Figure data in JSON
....................

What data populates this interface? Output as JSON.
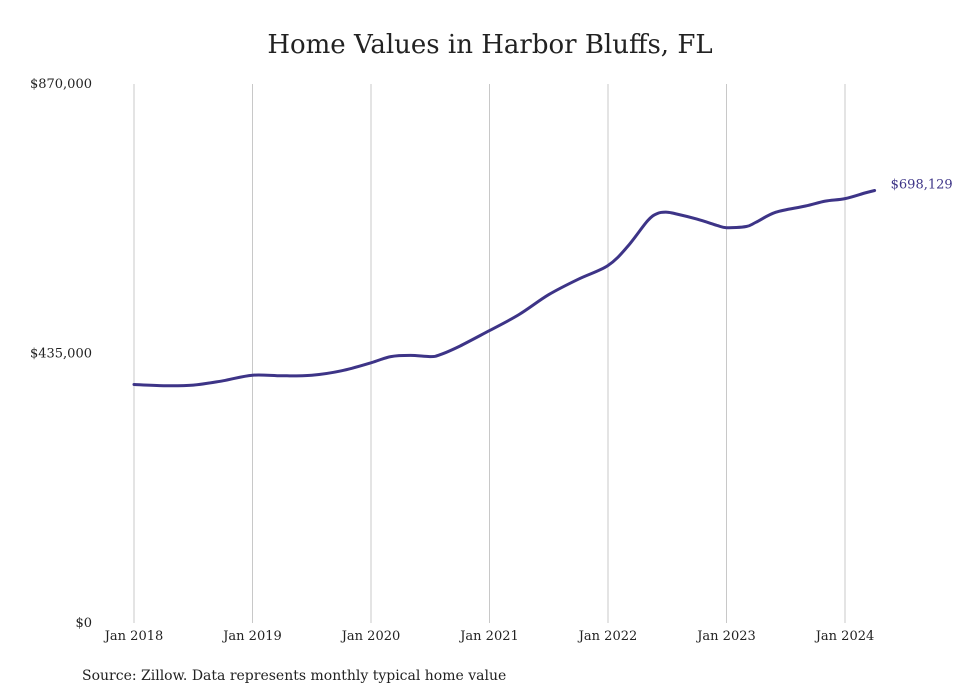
{
  "title": "Home Values in Harbor Bluffs, FL",
  "source": "Source: Zillow. Data represents monthly typical home value",
  "colors": {
    "line": "#3d3487",
    "grid": "#c8c8c8",
    "text": "#222222"
  },
  "chart_data": {
    "type": "line",
    "title": "Home Values in Harbor Bluffs, FL",
    "xlabel": "",
    "ylabel": "",
    "ylim": [
      0,
      870000
    ],
    "yticks": [
      {
        "value": 0,
        "label": "$0"
      },
      {
        "value": 435000,
        "label": "$435,000"
      },
      {
        "value": 870000,
        "label": "$870,000"
      }
    ],
    "xticks": [
      "Jan 2018",
      "Jan 2019",
      "Jan 2020",
      "Jan 2021",
      "Jan 2022",
      "Jan 2023",
      "Jan 2024"
    ],
    "grid": "vertical",
    "last_label": "$698,129",
    "series": [
      {
        "points": [
          [
            "2018-01",
            385000
          ],
          [
            "2018-04",
            383000
          ],
          [
            "2018-07",
            384000
          ],
          [
            "2018-10",
            391000
          ],
          [
            "2019-01",
            400000
          ],
          [
            "2019-04",
            399000
          ],
          [
            "2019-07",
            400000
          ],
          [
            "2019-10",
            407000
          ],
          [
            "2020-01",
            420000
          ],
          [
            "2020-03",
            430000
          ],
          [
            "2020-05",
            432000
          ],
          [
            "2020-07",
            430000
          ],
          [
            "2020-08",
            433000
          ],
          [
            "2020-10",
            447000
          ],
          [
            "2021-01",
            472000
          ],
          [
            "2021-04",
            498000
          ],
          [
            "2021-07",
            530000
          ],
          [
            "2021-10",
            555000
          ],
          [
            "2022-01",
            577000
          ],
          [
            "2022-03",
            608000
          ],
          [
            "2022-05",
            649000
          ],
          [
            "2022-06",
            661000
          ],
          [
            "2022-07",
            663000
          ],
          [
            "2022-08",
            660000
          ],
          [
            "2022-10",
            652000
          ],
          [
            "2022-12",
            642000
          ],
          [
            "2023-01",
            638000
          ],
          [
            "2023-03",
            640000
          ],
          [
            "2023-04",
            647000
          ],
          [
            "2023-06",
            663000
          ],
          [
            "2023-09",
            673000
          ],
          [
            "2023-11",
            681000
          ],
          [
            "2024-01",
            685000
          ],
          [
            "2024-03",
            694000
          ],
          [
            "2024-04",
            698129
          ]
        ]
      }
    ]
  }
}
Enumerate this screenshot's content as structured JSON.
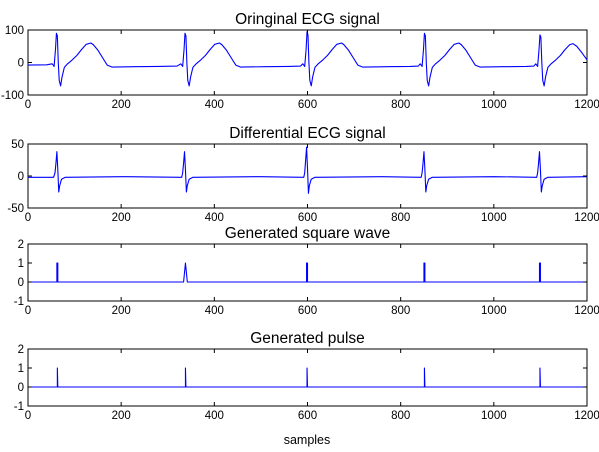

....................

• _Task instructions_
Set down the records in full and exactly. Do not carry over any image.

• _Answer to the exercise_
What data populates this interface? Output as JSON.
{
  "title": "Home Values in Harbor Bluffs, FL",
  "source": "Source: Zillow. Data represents monthly typical home value",
  "colors": {
    "line": "#3d3487",
    "grid": "#c8c8c8",
    "text": "#222222"
  },
  "chart_data": {
    "type": "line",
    "title": "Home Values in Harbor Bluffs, FL",
    "xlabel": "",
    "ylabel": "",
    "ylim": [
      0,
      870000
    ],
    "yticks": [
      {
        "value": 0,
        "label": "$0"
      },
      {
        "value": 435000,
        "label": "$435,000"
      },
      {
        "value": 870000,
        "label": "$870,000"
      }
    ],
    "xticks": [
      "Jan 2018",
      "Jan 2019",
      "Jan 2020",
      "Jan 2021",
      "Jan 2022",
      "Jan 2023",
      "Jan 2024"
    ],
    "grid": "vertical",
    "last_label": "$698,129",
    "series": [
      {
        "points": [
          [
            "2018-01",
            385000
          ],
          [
            "2018-04",
            383000
          ],
          [
            "2018-07",
            384000
          ],
          [
            "2018-10",
            391000
          ],
          [
            "2019-01",
            400000
          ],
          [
            "2019-04",
            399000
          ],
          [
            "2019-07",
            400000
          ],
          [
            "2019-10",
            407000
          ],
          [
            "2020-01",
            420000
          ],
          [
            "2020-03",
            430000
          ],
          [
            "2020-05",
            432000
          ],
          [
            "2020-07",
            430000
          ],
          [
            "2020-08",
            433000
          ],
          [
            "2020-10",
            447000
          ],
          [
            "2021-01",
            472000
          ],
          [
            "2021-04",
            498000
          ],
          [
            "2021-07",
            530000
          ],
          [
            "2021-10",
            555000
          ],
          [
            "2022-01",
            577000
          ],
          [
            "2022-03",
            608000
          ],
          [
            "2022-05",
            649000
          ],
          [
            "2022-06",
            661000
          ],
          [
            "2022-07",
            663000
          ],
          [
            "2022-08",
            660000
          ],
          [
            "2022-10",
            652000
          ],
          [
            "2022-12",
            642000
          ],
          [
            "2023-01",
            638000
          ],
          [
            "2023-03",
            640000
          ],
          [
            "2023-04",
            647000
          ],
          [
            "2023-06",
            663000
          ],
          [
            "2023-09",
            673000
          ],
          [
            "2023-11",
            681000
          ],
          [
            "2024-01",
            685000
          ],
          [
            "2024-03",
            694000
          ],
          [
            "2024-04",
            698129
          ]
        ]
      }
    ]
  }
}
Enumerate this screenshot's content as structured JSON.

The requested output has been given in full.